## RECORDED DATA
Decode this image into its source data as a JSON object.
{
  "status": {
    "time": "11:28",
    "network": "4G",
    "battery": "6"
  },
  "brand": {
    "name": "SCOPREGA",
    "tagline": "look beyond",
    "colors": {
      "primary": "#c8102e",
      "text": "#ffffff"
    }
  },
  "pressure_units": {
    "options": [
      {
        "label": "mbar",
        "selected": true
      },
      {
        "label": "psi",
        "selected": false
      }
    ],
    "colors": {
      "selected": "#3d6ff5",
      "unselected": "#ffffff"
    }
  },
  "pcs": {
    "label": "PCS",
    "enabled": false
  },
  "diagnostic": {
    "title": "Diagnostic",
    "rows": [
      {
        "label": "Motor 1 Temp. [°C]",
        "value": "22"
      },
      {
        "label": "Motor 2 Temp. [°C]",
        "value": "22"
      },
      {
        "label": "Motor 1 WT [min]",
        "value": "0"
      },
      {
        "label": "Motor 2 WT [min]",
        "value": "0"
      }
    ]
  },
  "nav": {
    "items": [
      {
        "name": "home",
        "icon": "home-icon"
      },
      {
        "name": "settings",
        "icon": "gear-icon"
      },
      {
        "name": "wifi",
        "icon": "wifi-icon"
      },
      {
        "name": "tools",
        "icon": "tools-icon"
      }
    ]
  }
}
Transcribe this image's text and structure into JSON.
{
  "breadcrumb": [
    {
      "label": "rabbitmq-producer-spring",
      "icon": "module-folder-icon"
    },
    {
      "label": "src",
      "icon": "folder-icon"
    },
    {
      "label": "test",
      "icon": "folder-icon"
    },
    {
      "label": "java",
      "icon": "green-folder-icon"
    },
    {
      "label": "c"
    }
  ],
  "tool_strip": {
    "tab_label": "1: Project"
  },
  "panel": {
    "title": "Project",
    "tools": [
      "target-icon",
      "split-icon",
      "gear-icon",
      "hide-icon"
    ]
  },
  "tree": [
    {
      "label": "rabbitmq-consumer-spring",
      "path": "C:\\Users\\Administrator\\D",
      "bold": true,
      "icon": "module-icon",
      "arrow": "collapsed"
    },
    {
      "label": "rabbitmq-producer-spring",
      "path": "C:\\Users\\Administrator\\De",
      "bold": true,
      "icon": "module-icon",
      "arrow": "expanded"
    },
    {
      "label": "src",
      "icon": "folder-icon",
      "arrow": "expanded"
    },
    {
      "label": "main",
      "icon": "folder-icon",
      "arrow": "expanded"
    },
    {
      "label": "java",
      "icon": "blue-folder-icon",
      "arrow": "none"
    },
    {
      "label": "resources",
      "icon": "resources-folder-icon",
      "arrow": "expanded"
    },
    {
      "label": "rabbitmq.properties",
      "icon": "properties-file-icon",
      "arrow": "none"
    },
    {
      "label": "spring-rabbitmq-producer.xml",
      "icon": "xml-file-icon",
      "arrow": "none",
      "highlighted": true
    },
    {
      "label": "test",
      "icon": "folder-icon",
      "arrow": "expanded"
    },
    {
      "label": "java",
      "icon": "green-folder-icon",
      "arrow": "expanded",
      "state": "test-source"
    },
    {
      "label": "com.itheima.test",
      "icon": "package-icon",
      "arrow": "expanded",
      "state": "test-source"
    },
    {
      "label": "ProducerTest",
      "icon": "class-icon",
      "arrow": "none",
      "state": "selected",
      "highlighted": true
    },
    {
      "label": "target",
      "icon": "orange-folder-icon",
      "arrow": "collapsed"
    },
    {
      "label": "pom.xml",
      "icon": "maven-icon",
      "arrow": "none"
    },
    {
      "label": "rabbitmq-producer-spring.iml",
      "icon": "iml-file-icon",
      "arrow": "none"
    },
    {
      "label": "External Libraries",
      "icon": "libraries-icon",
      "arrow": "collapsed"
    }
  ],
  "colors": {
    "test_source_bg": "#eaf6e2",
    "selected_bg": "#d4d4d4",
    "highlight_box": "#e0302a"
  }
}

## PROBLEM DETAILS
Reproduce every entry shown above, precisely as it stands.

## RESULT FOR THIS EXERCISE
Decode this image into its source data as a JSON object.
{
  "status": {
    "time": "11:28",
    "network": "4G",
    "battery": "6"
  },
  "brand": {
    "name": "SCOPREGA",
    "tagline": "look beyond",
    "colors": {
      "primary": "#c8102e",
      "text": "#ffffff"
    }
  },
  "pressure_units": {
    "options": [
      {
        "label": "mbar",
        "selected": true
      },
      {
        "label": "psi",
        "selected": false
      }
    ],
    "colors": {
      "selected": "#3d6ff5",
      "unselected": "#ffffff"
    }
  },
  "pcs": {
    "label": "PCS",
    "enabled": false
  },
  "diagnostic": {
    "title": "Diagnostic",
    "rows": [
      {
        "label": "Motor 1 Temp. [°C]",
        "value": "22"
      },
      {
        "label": "Motor 2 Temp. [°C]",
        "value": "22"
      },
      {
        "label": "Motor 1 WT [min]",
        "value": "0"
      },
      {
        "label": "Motor 2 WT [min]",
        "value": "0"
      }
    ]
  },
  "nav": {
    "items": [
      {
        "name": "home",
        "icon": "home-icon"
      },
      {
        "name": "settings",
        "icon": "gear-icon"
      },
      {
        "name": "wifi",
        "icon": "wifi-icon"
      },
      {
        "name": "tools",
        "icon": "tools-icon"
      }
    ]
  }
}
Transcribe this image's text and structure into JSON.
{
  "breadcrumb": [
    {
      "label": "rabbitmq-producer-spring",
      "icon": "module-folder-icon"
    },
    {
      "label": "src",
      "icon": "folder-icon"
    },
    {
      "label": "test",
      "icon": "folder-icon"
    },
    {
      "label": "java",
      "icon": "green-folder-icon"
    },
    {
      "label": "c"
    }
  ],
  "tool_strip": {
    "tab_label": "1: Project"
  },
  "panel": {
    "title": "Project",
    "tools": [
      "target-icon",
      "split-icon",
      "gear-icon",
      "hide-icon"
    ]
  },
  "tree": [
    {
      "label": "rabbitmq-consumer-spring",
      "path": "C:\\Users\\Administrator\\D",
      "bold": true,
      "icon": "module-icon",
      "arrow": "collapsed"
    },
    {
      "label": "rabbitmq-producer-spring",
      "path": "C:\\Users\\Administrator\\De",
      "bold": true,
      "icon": "module-icon",
      "arrow": "expanded"
    },
    {
      "label": "src",
      "icon": "folder-icon",
      "arrow": "expanded"
    },
    {
      "label": "main",
      "icon": "folder-icon",
      "arrow": "expanded"
    },
    {
      "label": "java",
      "icon": "blue-folder-icon",
      "arrow": "none"
    },
    {
      "label": "resources",
      "icon": "resources-folder-icon",
      "arrow": "expanded"
    },
    {
      "label": "rabbitmq.properties",
      "icon": "properties-file-icon",
      "arrow": "none"
    },
    {
      "label": "spring-rabbitmq-producer.xml",
      "icon": "xml-file-icon",
      "arrow": "none",
      "highlighted": true
    },
    {
      "label": "test",
      "icon": "folder-icon",
      "arrow": "expanded"
    },
    {
      "label": "java",
      "icon": "green-folder-icon",
      "arrow": "expanded",
      "state": "test-source"
    },
    {
      "label": "com.itheima.test",
      "icon": "package-icon",
      "arrow": "expanded",
      "state": "test-source"
    },
    {
      "label": "ProducerTest",
      "icon": "class-icon",
      "arrow": "none",
      "state": "selected",
      "highlighted": true
    },
    {
      "label": "target",
      "icon": "orange-folder-icon",
      "arrow": "collapsed"
    },
    {
      "label": "pom.xml",
      "icon": "maven-icon",
      "arrow": "none"
    },
    {
      "label": "rabbitmq-producer-spring.iml",
      "icon": "iml-file-icon",
      "arrow": "none"
    },
    {
      "label": "External Libraries",
      "icon": "libraries-icon",
      "arrow": "collapsed"
    }
  ],
  "colors": {
    "test_source_bg": "#eaf6e2",
    "selected_bg": "#d4d4d4",
    "highlight_box": "#e0302a"
  }
}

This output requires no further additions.